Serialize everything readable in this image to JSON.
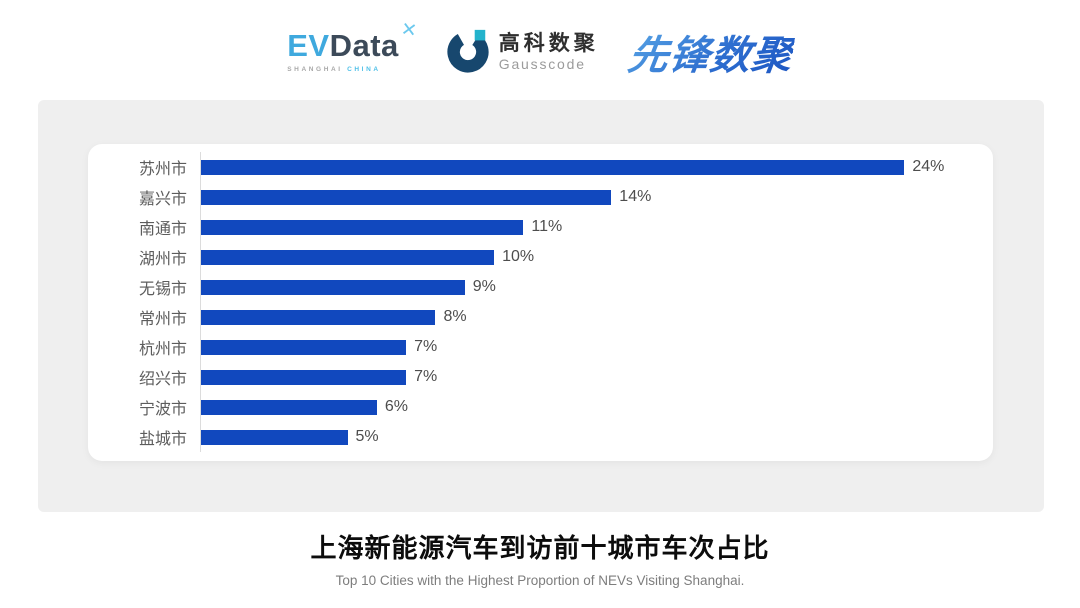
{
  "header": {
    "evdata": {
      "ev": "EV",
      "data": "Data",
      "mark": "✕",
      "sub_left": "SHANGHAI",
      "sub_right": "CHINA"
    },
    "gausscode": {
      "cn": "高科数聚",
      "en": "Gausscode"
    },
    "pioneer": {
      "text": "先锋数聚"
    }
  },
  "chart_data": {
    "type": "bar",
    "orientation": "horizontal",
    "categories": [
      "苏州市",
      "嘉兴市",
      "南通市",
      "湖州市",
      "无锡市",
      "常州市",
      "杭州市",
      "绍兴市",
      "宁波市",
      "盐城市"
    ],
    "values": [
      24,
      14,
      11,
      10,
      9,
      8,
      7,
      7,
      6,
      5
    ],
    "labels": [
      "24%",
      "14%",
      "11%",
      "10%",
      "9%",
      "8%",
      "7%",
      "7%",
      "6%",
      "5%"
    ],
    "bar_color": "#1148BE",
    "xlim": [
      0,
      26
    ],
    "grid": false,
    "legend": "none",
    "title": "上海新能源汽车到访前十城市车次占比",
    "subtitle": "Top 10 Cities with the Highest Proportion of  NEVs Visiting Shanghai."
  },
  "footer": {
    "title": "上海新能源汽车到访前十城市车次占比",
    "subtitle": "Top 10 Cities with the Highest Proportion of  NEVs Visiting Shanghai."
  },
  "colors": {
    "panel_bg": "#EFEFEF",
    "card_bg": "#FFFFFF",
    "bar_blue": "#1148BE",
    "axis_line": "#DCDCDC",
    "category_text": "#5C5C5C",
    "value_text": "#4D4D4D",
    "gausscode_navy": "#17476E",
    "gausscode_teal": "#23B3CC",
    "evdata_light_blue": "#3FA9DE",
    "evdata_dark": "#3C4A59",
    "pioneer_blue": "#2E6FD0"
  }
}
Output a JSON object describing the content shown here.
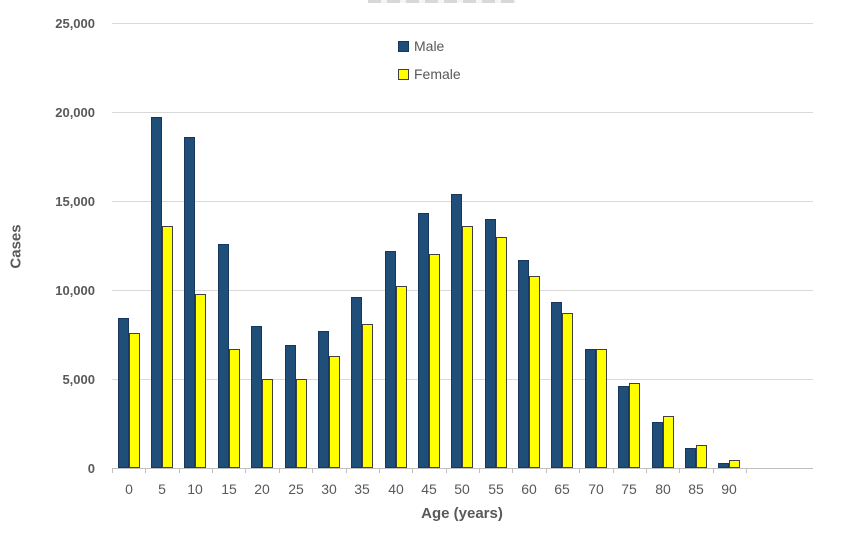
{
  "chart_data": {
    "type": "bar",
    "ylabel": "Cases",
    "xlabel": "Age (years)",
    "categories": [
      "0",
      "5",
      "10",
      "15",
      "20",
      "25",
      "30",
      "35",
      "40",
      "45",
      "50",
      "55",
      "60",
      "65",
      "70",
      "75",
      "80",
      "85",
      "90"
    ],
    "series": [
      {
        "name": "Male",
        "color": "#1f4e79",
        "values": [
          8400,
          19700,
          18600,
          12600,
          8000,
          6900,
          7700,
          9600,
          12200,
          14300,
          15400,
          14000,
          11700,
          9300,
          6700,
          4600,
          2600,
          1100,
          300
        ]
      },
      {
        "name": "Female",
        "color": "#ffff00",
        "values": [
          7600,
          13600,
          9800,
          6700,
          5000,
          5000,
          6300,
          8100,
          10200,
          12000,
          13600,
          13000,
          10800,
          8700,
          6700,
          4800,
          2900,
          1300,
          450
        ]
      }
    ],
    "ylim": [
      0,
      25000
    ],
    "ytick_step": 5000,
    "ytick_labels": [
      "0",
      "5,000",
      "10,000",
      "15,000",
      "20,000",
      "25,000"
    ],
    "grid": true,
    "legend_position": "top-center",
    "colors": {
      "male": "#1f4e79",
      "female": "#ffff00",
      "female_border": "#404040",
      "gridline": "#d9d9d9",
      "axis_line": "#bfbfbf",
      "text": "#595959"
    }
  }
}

—————

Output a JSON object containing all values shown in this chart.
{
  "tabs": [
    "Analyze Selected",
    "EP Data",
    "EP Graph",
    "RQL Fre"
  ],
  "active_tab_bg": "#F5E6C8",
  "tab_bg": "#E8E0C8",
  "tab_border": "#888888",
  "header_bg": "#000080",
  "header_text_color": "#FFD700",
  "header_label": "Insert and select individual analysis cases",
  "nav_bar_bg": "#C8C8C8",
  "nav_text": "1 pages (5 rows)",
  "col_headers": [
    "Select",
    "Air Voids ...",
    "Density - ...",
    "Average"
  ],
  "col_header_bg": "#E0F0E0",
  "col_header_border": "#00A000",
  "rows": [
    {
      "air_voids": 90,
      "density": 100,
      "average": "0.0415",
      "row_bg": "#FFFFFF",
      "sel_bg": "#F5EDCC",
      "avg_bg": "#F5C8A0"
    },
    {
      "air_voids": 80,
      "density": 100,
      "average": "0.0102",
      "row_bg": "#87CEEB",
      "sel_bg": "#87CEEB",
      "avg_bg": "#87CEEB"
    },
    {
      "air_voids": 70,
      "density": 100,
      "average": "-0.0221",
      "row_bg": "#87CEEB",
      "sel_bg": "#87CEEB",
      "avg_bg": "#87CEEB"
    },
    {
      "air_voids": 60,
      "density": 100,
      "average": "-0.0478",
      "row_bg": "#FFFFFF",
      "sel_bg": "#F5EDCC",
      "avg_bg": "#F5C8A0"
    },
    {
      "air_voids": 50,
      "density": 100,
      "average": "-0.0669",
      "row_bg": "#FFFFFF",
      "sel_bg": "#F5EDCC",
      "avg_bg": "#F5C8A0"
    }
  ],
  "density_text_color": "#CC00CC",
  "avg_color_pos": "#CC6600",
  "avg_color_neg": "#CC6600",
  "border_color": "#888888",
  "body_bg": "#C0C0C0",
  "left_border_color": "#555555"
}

—————

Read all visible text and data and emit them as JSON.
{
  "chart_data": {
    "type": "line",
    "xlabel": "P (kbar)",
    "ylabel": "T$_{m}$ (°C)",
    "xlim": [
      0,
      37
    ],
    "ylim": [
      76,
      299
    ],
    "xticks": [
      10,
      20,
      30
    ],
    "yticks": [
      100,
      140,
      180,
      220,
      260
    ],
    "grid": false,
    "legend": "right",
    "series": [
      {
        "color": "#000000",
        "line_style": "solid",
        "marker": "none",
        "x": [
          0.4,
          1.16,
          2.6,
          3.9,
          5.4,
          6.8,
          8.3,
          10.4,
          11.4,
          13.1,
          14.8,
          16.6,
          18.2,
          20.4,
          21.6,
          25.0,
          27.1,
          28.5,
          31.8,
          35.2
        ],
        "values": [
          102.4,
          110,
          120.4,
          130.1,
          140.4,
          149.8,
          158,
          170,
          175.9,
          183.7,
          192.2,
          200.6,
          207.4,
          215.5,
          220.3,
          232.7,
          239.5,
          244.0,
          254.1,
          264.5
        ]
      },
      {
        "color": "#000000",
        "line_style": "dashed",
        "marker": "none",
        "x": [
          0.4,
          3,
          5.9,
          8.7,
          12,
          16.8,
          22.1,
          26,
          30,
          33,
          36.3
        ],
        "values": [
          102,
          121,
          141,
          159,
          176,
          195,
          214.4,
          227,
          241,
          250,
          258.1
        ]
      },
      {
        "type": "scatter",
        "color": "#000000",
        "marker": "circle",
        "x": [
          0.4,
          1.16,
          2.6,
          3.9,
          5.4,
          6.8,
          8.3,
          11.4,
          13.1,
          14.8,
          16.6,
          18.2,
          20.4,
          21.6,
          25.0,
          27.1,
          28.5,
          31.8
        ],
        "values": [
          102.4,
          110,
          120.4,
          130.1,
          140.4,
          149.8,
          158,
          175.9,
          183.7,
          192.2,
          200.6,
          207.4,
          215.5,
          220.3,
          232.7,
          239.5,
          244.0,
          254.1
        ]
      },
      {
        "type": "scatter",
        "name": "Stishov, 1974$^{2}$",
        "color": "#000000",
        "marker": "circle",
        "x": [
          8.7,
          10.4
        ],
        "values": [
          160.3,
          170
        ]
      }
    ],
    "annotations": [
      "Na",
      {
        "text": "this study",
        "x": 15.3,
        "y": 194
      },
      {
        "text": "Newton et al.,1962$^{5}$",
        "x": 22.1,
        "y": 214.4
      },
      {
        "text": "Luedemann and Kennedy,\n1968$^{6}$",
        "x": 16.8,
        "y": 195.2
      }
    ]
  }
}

—————

» **THE PROBLEM**
Locate all lines in the listing above with the word "name". Copy them.

» **EXERCISE OUTPUT**
        "name": "Male",
        "name": "Female",
        "name": "Stishov, 1974$^{2}$",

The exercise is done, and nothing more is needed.